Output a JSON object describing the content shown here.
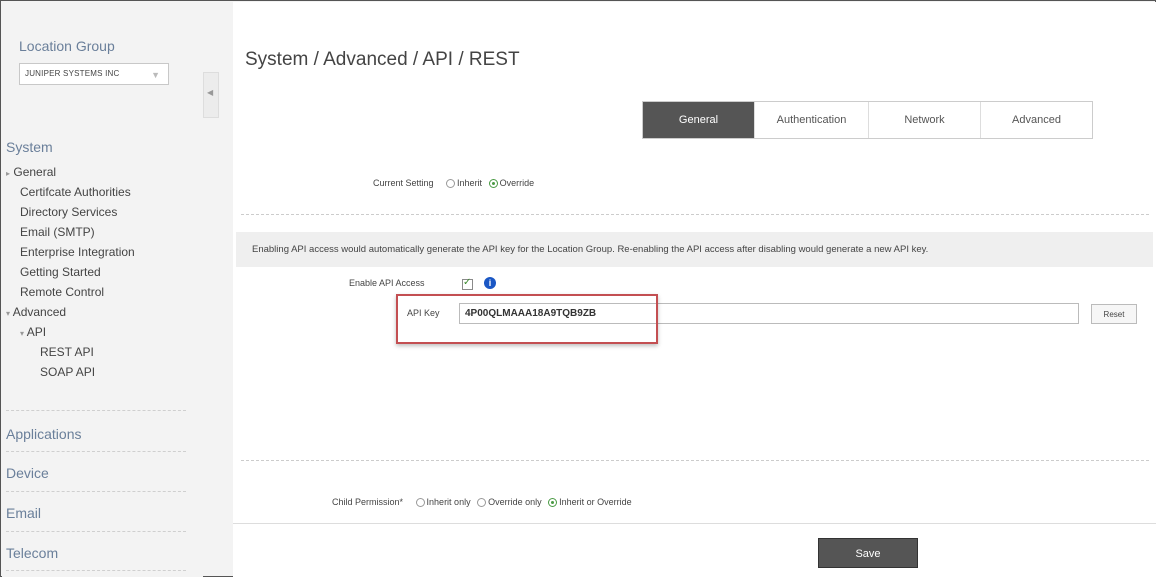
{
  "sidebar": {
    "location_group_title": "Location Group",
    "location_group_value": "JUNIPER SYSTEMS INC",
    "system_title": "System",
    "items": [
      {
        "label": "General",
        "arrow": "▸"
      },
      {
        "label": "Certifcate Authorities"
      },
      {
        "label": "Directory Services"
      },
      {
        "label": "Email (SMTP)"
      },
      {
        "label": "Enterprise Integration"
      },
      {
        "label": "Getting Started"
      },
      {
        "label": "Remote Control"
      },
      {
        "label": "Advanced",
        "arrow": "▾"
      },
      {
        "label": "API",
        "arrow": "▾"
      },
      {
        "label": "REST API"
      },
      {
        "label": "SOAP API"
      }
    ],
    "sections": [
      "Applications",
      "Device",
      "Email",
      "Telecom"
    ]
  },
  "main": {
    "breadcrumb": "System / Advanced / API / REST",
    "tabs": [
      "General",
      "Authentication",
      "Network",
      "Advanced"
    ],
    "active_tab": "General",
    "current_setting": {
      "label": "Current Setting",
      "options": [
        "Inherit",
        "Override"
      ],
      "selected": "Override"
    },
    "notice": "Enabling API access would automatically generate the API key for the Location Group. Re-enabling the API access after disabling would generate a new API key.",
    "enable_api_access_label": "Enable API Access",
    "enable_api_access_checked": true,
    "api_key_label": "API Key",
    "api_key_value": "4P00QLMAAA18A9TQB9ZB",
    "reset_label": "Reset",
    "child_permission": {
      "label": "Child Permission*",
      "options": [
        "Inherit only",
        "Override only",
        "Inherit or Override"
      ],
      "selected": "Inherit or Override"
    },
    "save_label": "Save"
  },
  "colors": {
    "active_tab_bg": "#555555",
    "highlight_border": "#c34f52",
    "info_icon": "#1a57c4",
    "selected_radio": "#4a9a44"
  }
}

» **Instructions for the task**:
Write out every line of the listing that holds the word "Override".

» **Solution to this task**:
        "Override"
      "selected": "Override"
        "Override only",
        "Inherit or Override"
      "selected": "Inherit or Override"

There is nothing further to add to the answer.